▶ **Problem statement**
Read the data and repeat it in full, exactly.

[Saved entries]
------------------------------------
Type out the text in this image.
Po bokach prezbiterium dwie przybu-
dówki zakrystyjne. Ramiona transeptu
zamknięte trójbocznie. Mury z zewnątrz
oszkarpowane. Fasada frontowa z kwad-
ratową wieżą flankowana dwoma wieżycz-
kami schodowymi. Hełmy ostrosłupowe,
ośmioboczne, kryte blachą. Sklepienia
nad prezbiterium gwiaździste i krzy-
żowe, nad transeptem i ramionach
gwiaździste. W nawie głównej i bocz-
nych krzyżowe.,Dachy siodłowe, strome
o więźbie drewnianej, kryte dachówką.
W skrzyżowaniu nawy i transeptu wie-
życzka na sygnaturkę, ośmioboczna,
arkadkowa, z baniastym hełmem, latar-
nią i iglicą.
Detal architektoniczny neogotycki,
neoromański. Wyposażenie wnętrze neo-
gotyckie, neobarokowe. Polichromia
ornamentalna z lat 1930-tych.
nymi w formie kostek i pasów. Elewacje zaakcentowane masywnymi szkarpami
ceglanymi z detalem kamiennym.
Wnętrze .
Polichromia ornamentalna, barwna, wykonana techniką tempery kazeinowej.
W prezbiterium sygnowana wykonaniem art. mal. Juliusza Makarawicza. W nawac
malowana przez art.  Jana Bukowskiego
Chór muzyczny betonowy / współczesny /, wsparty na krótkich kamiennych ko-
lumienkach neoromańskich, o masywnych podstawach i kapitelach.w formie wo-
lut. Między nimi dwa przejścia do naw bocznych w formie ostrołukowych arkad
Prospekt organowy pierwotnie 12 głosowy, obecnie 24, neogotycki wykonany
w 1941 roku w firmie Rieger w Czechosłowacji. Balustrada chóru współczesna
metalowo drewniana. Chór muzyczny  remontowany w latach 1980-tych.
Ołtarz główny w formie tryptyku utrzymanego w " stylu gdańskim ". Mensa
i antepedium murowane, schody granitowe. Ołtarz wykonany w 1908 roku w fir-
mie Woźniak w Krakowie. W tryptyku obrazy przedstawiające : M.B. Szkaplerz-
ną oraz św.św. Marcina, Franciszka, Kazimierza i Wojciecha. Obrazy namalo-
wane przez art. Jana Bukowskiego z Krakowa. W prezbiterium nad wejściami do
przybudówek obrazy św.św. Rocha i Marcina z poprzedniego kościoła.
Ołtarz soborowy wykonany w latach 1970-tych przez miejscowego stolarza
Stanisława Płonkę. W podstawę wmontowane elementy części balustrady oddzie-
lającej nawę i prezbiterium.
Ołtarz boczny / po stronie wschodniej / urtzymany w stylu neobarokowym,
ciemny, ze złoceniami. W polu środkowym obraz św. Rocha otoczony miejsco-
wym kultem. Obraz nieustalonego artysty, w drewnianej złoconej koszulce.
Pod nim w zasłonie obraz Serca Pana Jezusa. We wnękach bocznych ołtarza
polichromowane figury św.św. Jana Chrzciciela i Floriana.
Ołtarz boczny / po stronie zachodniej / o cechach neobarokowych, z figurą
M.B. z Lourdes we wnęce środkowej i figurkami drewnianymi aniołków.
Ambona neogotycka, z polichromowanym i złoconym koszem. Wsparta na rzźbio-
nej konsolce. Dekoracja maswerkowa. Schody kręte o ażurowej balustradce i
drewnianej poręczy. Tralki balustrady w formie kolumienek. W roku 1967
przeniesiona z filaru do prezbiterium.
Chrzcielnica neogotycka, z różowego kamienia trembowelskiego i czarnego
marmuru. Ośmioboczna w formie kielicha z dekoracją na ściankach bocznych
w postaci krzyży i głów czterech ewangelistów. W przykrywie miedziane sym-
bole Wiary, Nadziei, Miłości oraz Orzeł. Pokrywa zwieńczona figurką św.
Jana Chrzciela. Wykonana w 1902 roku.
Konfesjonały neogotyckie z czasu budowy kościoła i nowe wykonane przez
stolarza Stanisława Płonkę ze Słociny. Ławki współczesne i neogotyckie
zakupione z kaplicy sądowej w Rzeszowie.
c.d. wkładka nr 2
------------------------------------
▶ **Complete output**
Type out the text in this image.
Po bokach prezbiterium dwie przybu-
dówki zakrystyjne. Ramiona transeptu
zamknięte trójbocznie. Mury z zewnątrz
oszkarpowane. Fasada frontowa z kwad-
ratową wieżą flankowana dwoma wieżycz-
kami schodowymi. Hełmy ostrosłupowe,
ośmioboczne, kryte blachą. Sklepienia
nad prezbiterium gwiaździste i krzy-
żowe, nad transeptem i ramionach
gwiaździste. W nawie głównej i bocz-
nych krzyżowe.,Dachy siodłowe, strome
o więźbie drewnianej, kryte dachówką.
W skrzyżowaniu nawy i transeptu wie-
życzka na sygnaturkę, ośmioboczna,
arkadkowa, z baniastym hełmem, latar-
nią i iglicą.
Detal architektoniczny neogotycki,
neoromański. Wyposażenie wnętrze neo-
gotyckie, neobarokowe. Polichromia
ornamentalna z lat 1930-tych.
nymi w formie kostek i pasów. Elewacje zaakcentowane masywnymi szkarpami
ceglanymi z detalem kamiennym.
Wnętrze .
Polichromia ornamentalna, barwna, wykonana techniką tempery kazeinowej.
W prezbiterium sygnowana wykonaniem art. mal. Juliusza Makarawicza. W nawac
malowana przez art.  Jana Bukowskiego
Chór muzyczny betonowy / współczesny /, wsparty na krótkich kamiennych ko-
lumienkach neoromańskich, o masywnych podstawach i kapitelach.w formie wo-
lut. Między nimi dwa przejścia do naw bocznych w formie ostrołukowych arkad
Prospekt organowy pierwotnie 12 głosowy, obecnie 24, neogotycki wykonany
w 1941 roku w firmie Rieger w Czechosłowacji. Balustrada chóru współczesna
metalowo drewniana. Chór muzyczny  remontowany w latach 1980-tych.
Ołtarz główny w formie tryptyku utrzymanego w " stylu gdańskim ". Mensa
i antepedium murowane, schody granitowe. Ołtarz wykonany w 1908 roku w fir-
mie Woźniak w Krakowie. W tryptyku obrazy przedstawiające : M.B. Szkaplerz-
ną oraz św.św. Marcina, Franciszka, Kazimierza i Wojciecha. Obrazy namalo-
wane przez art. Jana Bukowskiego z Krakowa. W prezbiterium nad wejściami do
przybudówek obrazy św.św. Rocha i Marcina z poprzedniego kościoła.
Ołtarz soborowy wykonany w latach 1970-tych przez miejscowego stolarza
Stanisława Płonkę. W podstawę wmontowane elementy części balustrady oddzie-
lającej nawę i prezbiterium.
Ołtarz boczny / po stronie wschodniej / urtzymany w stylu neobarokowym,
ciemny, ze złoceniami. W polu środkowym obraz św. Rocha otoczony miejsco-
wym kultem. Obraz nieustalonego artysty, w drewnianej złoconej koszulce.
Pod nim w zasłonie obraz Serca Pana Jezusa. We wnękach bocznych ołtarza
polichromowane figury św.św. Jana Chrzciciela i Floriana.
Ołtarz boczny / po stronie zachodniej / o cechach neobarokowych, z figurą
M.B. z Lourdes we wnęce środkowej i figurkami drewnianymi aniołków.
Ambona neogotycka, z polichromowanym i złoconym koszem. Wsparta na rzźbio-
nej konsolce. Dekoracja maswerkowa. Schody kręte o ażurowej balustradce i
drewnianej poręczy. Tralki balustrady w formie kolumienek. W roku 1967
przeniesiona z filaru do prezbiterium.
Chrzcielnica neogotycka, z różowego kamienia trembowelskiego i czarnego
marmuru. Ośmioboczna w formie kielicha z dekoracją na ściankach bocznych
w postaci krzyży i głów czterech ewangelistów. W przykrywie miedziane sym-
bole Wiary, Nadziei, Miłości oraz Orzeł. Pokrywa zwieńczona figurką św.
Jana Chrzciela. Wykonana w 1902 roku.
Konfesjonały neogotyckie z czasu budowy kościoła i nowe wykonane przez
stolarza Stanisława Płonkę ze Słociny. Ławki współczesne i neogotyckie
zakupione z kaplicy sądowej w Rzeszowie.
c.d. wkładka nr 2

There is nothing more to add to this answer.